◆ YOUR GOAL ◆
Tally how many lines of these entries hold the string "Жисмоний". Return the number alone.

Data records:
>> begin
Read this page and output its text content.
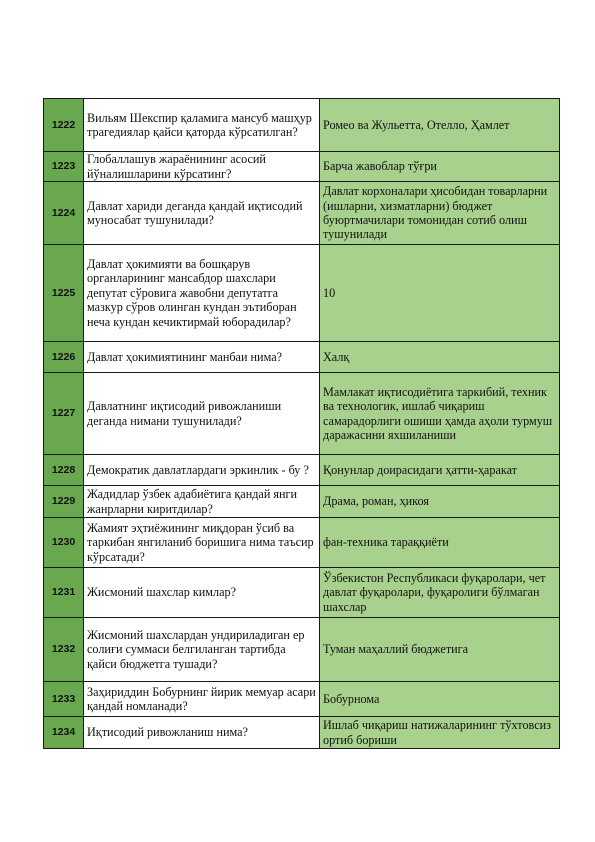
1222	Вильям Шекспир қаламига мансуб машҳур трагедиялар қайси қаторда кўрсатилган?	Ромео ва Жульетта, Отелло, Ҳамлет
1223	Глобаллашув жараёнининг асосий йўналишларини кўрсатинг?	Барча жавоблар тўғри
1224	Давлат хариди деганда қандай иқтисодий муносабат тушунилади?	Давлат корхоналари ҳисобидан товарларни (ишларни, хизматларни) бюджет буюртмачилари томонидан сотиб олиш тушунилади
1225	Давлат ҳокимияти ва бошқарув органларининг мансабдор шахслари депутат сўровига жавобни депутатга мазкур сўров олинган кундан эътиборан неча кундан кечиктирмай юборадилар?	10
1226	Давлат ҳокимиятининг манбаи нима?	Халқ
1227	Давлатнинг иқтисодий ривожланиши деганда нимани тушунилади?	Мамлакат иқтисодиётига таркибий, техник ва технологик, ишлаб чиқариш самарадорлиги ошиши ҳамда аҳоли турмуш даражасини яхшиланиши
1228	Демократик давлатлардаги эркинлик - бу ?	Қонунлар доирасидаги ҳатти-ҳаракат
1229	Жадидлар ўзбек адабиётига қандай янги жанрларни киритдилар?	Драма, роман, ҳикоя
1230	Жамият эҳтиёжининг миқдоран ўсиб ва таркибан янгиланиб боришига нима таъсир кўрсатади?	фан-техника тараққиёти
1231	Жисмоний шахслар кимлар?	Ўзбекистон Республикаси фуқаролари, чет давлат фуқаролари, фуқаролиги бўлмаган шахслар
1232	Жисмоний шахслардан ундириладиган ер солиғи суммаси белгиланган тартибда қайси бюджетга тушади?	Туман маҳаллий бюджетига
1233	Заҳириддин Бобурнинг йирик мемуар асари қандай номланади?	Бобурнома
1234	Иқтисодий ривожланиш нима?	Ишлаб чиқариш натижаларининг тўхтовсиз ортиб бориши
>> end
◆ TASK SOLUTION ◆
2